Records provided:
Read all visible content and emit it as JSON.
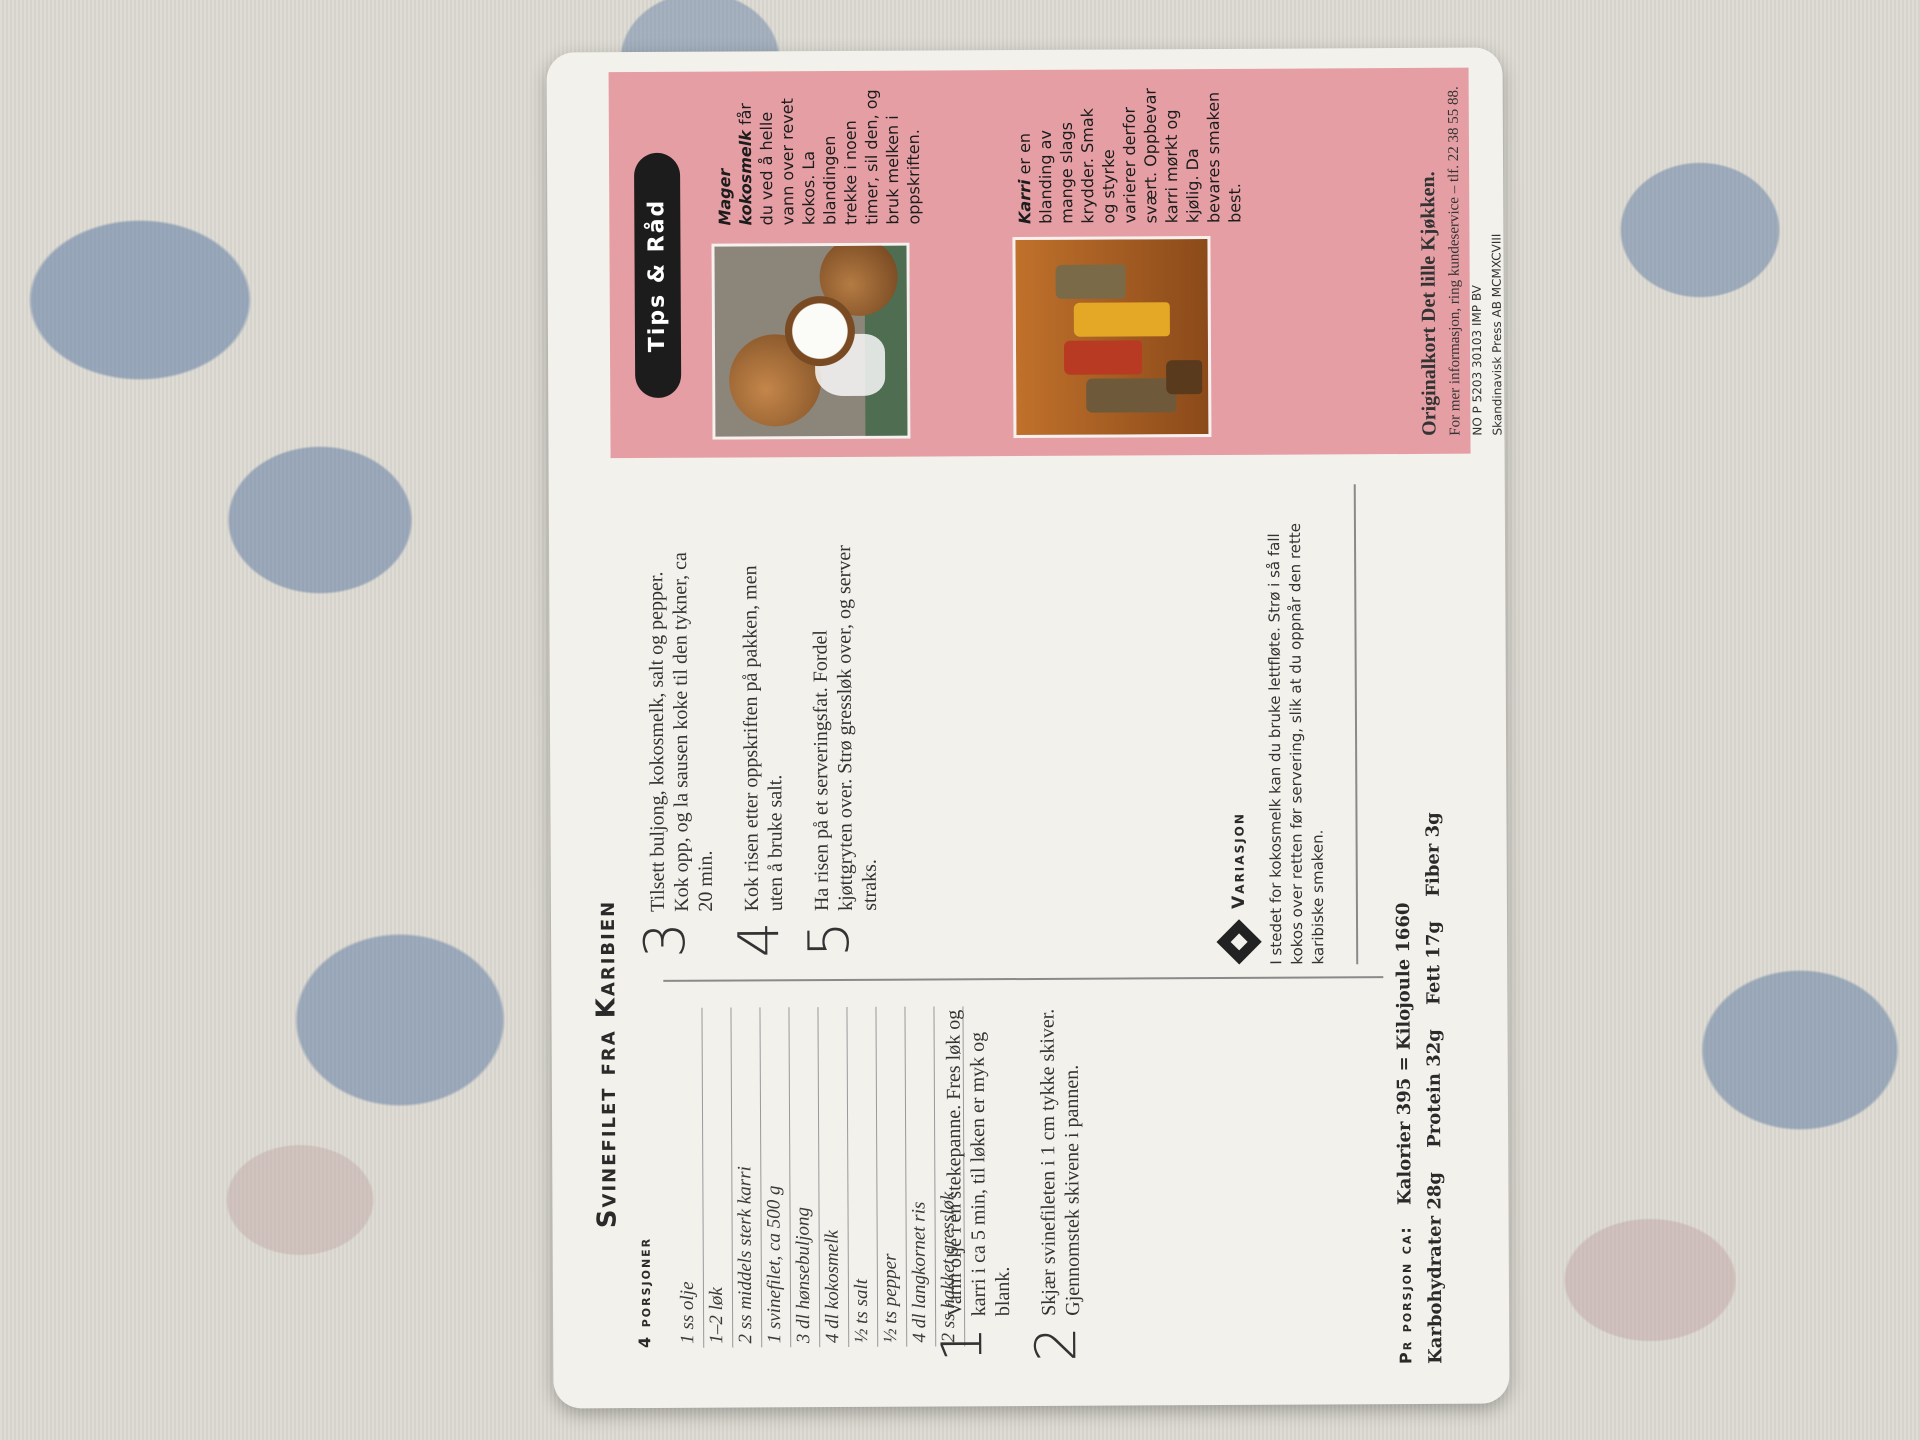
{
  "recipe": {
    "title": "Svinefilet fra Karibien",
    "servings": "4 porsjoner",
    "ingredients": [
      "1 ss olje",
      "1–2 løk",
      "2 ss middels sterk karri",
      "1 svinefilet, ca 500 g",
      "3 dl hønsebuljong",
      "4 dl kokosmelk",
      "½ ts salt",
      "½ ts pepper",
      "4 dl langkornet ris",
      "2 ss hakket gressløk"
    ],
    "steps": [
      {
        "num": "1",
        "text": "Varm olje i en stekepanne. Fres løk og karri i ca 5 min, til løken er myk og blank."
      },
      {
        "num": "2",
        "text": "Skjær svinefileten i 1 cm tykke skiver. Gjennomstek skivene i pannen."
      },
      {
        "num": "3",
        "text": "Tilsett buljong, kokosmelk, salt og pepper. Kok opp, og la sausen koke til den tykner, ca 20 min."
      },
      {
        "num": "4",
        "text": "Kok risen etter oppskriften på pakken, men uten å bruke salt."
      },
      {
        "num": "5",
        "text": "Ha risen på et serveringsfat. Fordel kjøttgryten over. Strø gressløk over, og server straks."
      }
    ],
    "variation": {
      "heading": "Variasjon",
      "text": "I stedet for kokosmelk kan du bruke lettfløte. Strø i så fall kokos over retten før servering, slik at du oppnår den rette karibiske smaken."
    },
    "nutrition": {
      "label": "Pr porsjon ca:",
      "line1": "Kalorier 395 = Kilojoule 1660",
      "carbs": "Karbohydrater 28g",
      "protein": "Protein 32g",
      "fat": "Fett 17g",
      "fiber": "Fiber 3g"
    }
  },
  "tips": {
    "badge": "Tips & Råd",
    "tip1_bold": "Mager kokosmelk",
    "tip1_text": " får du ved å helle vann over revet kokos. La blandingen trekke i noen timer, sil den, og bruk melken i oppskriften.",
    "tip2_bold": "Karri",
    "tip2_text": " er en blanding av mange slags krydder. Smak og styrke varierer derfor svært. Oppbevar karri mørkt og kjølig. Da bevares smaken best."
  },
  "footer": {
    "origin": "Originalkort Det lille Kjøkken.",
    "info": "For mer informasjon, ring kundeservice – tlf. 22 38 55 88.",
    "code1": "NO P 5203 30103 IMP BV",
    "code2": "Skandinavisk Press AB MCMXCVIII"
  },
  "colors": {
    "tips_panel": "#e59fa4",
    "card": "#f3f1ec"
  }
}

About this exercise: From the material above, gather all lines that include the string "kokosmelk" and copy them.

Result for this exercise:
      "4 dl kokosmelk",
        "text": "Tilsett buljong, kokosmelk, salt og pepper. Kok opp, og la sausen koke til den tykner, ca 20 min."
      "text": "I stedet for kokosmelk kan du bruke lettfløte. Strø i så fall kokos over retten før servering, slik at du oppnår den rette karibiske smaken."
    "tip1_bold": "Mager kokosmelk",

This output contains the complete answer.